Goal >> Output all the data exactly. Pictures do not belong in the copy.
◇ ◇ ◇ ◇ ◇ ◇ ◇
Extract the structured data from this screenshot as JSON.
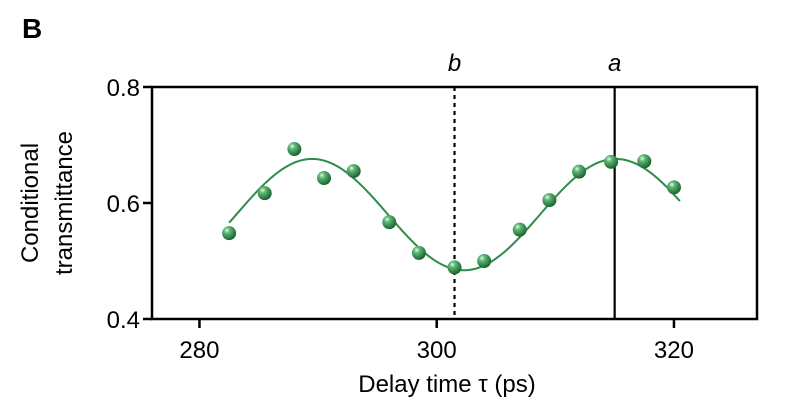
{
  "panel_label": "B",
  "chart_data": {
    "type": "scatter",
    "xlabel": "Delay time τ (ps)",
    "ylabel_lines": [
      "Conditional",
      "transmittance"
    ],
    "xlim": [
      276,
      327
    ],
    "ylim": [
      0.4,
      0.8
    ],
    "x_ticks": [
      280,
      300,
      320
    ],
    "y_ticks": [
      0.4,
      0.6,
      0.8
    ],
    "y_tick_labels": [
      "0.4",
      "0.6",
      "0.8"
    ],
    "grid": false,
    "series": [
      {
        "kind": "points",
        "color": "#2e8b4a",
        "x": [
          282.5,
          285.5,
          288,
          290.5,
          293,
          296,
          298.5,
          301.5,
          304,
          307,
          309.5,
          312,
          314.7,
          317.5,
          320
        ],
        "y": [
          0.548,
          0.617,
          0.693,
          0.643,
          0.655,
          0.567,
          0.514,
          0.489,
          0.5,
          0.554,
          0.605,
          0.654,
          0.671,
          0.672,
          0.627
        ]
      },
      {
        "kind": "fit",
        "color": "#2e8b4a",
        "function": "sine",
        "offset": 0.58,
        "amplitude": 0.096,
        "period": 25.6,
        "peak_x": 289.5,
        "x_range": [
          282.5,
          320.5
        ]
      }
    ],
    "markers": [
      {
        "label": "b",
        "x": 301.5,
        "style": "dotted"
      },
      {
        "label": "a",
        "x": 315,
        "style": "solid"
      }
    ]
  }
}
◇ ◇ ◇ ◇ ◇ ◇ ◇
Result of this exercise >>
Extract the structured data from this screenshot as JSON.
{
  "panel_label": "B",
  "chart_data": {
    "type": "scatter",
    "xlabel": "Delay time τ (ps)",
    "ylabel_lines": [
      "Conditional",
      "transmittance"
    ],
    "xlim": [
      276,
      327
    ],
    "ylim": [
      0.4,
      0.8
    ],
    "x_ticks": [
      280,
      300,
      320
    ],
    "y_ticks": [
      0.4,
      0.6,
      0.8
    ],
    "y_tick_labels": [
      "0.4",
      "0.6",
      "0.8"
    ],
    "grid": false,
    "series": [
      {
        "kind": "points",
        "color": "#2e8b4a",
        "x": [
          282.5,
          285.5,
          288,
          290.5,
          293,
          296,
          298.5,
          301.5,
          304,
          307,
          309.5,
          312,
          314.7,
          317.5,
          320
        ],
        "y": [
          0.548,
          0.617,
          0.693,
          0.643,
          0.655,
          0.567,
          0.514,
          0.489,
          0.5,
          0.554,
          0.605,
          0.654,
          0.671,
          0.672,
          0.627
        ]
      },
      {
        "kind": "fit",
        "color": "#2e8b4a",
        "function": "sine",
        "offset": 0.58,
        "amplitude": 0.096,
        "period": 25.6,
        "peak_x": 289.5,
        "x_range": [
          282.5,
          320.5
        ]
      }
    ],
    "markers": [
      {
        "label": "b",
        "x": 301.5,
        "style": "dotted"
      },
      {
        "label": "a",
        "x": 315,
        "style": "solid"
      }
    ]
  }
}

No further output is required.